* Dataset excerpts:
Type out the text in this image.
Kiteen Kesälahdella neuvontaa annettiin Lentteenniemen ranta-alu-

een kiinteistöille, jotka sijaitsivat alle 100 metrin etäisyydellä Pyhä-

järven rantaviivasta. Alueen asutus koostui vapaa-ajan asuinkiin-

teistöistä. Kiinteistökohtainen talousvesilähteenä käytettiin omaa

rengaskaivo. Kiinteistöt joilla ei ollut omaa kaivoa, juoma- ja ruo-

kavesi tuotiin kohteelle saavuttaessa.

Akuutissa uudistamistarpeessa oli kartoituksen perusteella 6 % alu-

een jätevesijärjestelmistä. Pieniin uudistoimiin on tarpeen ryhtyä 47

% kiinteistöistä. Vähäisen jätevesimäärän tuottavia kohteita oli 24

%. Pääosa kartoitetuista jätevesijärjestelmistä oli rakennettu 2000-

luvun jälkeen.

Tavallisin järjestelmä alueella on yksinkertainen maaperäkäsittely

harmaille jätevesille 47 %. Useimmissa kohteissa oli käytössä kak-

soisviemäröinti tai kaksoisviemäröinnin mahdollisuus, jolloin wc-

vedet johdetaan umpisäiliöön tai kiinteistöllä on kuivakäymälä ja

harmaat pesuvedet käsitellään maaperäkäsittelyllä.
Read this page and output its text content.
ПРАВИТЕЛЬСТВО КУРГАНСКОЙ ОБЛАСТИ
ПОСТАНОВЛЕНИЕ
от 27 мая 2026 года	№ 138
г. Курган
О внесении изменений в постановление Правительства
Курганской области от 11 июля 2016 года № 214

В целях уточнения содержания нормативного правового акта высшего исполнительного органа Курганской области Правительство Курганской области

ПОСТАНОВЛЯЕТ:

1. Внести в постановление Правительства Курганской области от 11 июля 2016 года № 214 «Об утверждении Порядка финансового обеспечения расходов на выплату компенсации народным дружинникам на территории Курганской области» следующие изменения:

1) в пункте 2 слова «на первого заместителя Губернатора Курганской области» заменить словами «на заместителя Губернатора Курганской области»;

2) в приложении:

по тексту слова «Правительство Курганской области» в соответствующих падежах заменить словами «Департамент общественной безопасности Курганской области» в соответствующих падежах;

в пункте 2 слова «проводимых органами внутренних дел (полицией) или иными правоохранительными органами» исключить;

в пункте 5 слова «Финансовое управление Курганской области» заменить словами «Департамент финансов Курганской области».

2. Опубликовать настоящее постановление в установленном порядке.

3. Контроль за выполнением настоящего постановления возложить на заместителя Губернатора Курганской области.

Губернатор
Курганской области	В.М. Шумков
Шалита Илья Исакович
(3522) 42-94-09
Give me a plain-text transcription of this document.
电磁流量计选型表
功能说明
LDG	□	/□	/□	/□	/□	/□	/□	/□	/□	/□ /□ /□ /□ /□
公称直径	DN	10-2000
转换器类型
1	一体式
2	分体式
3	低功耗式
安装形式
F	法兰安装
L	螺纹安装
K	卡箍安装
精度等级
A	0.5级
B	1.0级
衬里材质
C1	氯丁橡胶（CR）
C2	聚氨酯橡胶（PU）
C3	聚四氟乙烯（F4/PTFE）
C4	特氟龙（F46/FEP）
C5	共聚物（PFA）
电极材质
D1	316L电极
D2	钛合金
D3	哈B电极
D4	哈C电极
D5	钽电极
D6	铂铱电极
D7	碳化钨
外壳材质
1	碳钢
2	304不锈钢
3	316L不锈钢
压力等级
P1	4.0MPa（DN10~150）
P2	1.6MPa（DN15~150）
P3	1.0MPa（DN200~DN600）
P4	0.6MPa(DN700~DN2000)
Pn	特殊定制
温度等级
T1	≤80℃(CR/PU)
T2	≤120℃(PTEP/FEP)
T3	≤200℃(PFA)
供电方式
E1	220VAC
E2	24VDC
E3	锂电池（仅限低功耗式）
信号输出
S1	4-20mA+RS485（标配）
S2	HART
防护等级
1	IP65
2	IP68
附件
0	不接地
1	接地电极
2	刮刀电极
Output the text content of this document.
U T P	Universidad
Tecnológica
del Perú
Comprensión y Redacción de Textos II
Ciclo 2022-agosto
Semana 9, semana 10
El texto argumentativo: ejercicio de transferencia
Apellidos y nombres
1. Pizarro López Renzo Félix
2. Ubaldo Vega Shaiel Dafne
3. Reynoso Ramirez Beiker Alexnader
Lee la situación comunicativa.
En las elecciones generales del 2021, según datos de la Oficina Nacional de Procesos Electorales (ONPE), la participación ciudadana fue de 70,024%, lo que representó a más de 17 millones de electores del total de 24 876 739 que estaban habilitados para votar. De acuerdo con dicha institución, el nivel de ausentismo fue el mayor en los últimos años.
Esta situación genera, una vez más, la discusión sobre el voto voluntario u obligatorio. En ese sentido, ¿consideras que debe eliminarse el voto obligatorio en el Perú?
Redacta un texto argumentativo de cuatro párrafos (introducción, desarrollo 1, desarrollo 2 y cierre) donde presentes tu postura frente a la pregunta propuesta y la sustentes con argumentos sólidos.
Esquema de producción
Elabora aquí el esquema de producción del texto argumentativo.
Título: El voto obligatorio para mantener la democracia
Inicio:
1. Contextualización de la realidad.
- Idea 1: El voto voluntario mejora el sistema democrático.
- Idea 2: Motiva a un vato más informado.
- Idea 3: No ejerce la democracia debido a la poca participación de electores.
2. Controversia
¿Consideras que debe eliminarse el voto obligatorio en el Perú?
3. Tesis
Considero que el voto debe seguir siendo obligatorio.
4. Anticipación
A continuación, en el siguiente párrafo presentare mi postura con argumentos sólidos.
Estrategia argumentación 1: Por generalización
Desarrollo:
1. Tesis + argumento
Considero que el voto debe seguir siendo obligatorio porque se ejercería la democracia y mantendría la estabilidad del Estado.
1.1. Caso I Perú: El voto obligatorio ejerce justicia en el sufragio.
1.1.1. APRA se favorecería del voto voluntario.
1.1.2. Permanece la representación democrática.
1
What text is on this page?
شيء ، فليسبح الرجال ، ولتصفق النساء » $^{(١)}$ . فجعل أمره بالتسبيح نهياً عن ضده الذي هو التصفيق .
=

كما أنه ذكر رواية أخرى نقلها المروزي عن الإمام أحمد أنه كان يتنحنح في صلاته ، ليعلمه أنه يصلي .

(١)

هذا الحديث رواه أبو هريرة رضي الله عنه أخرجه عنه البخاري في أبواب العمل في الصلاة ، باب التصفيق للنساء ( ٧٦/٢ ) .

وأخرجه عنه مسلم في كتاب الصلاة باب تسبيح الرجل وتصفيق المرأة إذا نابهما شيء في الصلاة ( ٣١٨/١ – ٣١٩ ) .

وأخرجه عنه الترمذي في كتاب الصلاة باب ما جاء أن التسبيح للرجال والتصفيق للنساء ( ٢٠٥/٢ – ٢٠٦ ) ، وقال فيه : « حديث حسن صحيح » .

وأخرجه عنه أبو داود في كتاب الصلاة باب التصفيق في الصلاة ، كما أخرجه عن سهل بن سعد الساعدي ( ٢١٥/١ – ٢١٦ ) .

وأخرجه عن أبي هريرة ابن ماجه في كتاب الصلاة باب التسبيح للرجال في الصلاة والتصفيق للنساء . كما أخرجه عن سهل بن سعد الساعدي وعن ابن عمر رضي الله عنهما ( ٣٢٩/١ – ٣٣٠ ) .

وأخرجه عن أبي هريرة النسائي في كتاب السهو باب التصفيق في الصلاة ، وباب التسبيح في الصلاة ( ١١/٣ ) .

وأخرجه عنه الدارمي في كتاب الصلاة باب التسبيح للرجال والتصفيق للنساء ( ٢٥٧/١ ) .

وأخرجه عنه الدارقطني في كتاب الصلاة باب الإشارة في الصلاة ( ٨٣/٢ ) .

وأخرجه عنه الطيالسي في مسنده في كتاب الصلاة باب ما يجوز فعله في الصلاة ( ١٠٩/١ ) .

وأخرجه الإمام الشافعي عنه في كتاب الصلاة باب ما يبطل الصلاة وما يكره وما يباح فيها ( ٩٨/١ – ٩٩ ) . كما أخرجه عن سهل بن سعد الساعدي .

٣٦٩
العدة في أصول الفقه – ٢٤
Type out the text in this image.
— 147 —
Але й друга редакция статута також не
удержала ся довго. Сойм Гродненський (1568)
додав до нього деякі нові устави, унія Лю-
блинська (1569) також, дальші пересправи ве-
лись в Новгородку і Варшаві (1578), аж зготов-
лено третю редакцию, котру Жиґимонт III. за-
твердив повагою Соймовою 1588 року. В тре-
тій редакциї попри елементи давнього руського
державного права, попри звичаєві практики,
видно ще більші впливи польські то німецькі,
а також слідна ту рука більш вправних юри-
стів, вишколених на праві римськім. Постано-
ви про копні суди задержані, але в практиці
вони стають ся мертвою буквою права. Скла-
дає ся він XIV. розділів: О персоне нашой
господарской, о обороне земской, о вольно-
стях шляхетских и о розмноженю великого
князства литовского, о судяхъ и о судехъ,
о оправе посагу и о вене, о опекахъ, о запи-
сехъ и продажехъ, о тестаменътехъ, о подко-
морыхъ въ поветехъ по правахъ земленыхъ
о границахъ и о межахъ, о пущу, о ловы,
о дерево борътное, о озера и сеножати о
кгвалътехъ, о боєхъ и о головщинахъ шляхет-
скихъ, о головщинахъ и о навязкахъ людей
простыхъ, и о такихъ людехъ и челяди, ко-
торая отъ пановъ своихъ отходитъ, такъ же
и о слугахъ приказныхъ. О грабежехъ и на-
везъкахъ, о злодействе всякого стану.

* Your objective:
In the listing, find every line containing the word "situación" and list it.

* Final result:
Lee la situación comunicativa.
Esta situación genera, una vez más, la discusión sobre el voto voluntario u obligatorio. En ese sentido, ¿consideras que debe eliminarse el voto obligatorio en el Perú?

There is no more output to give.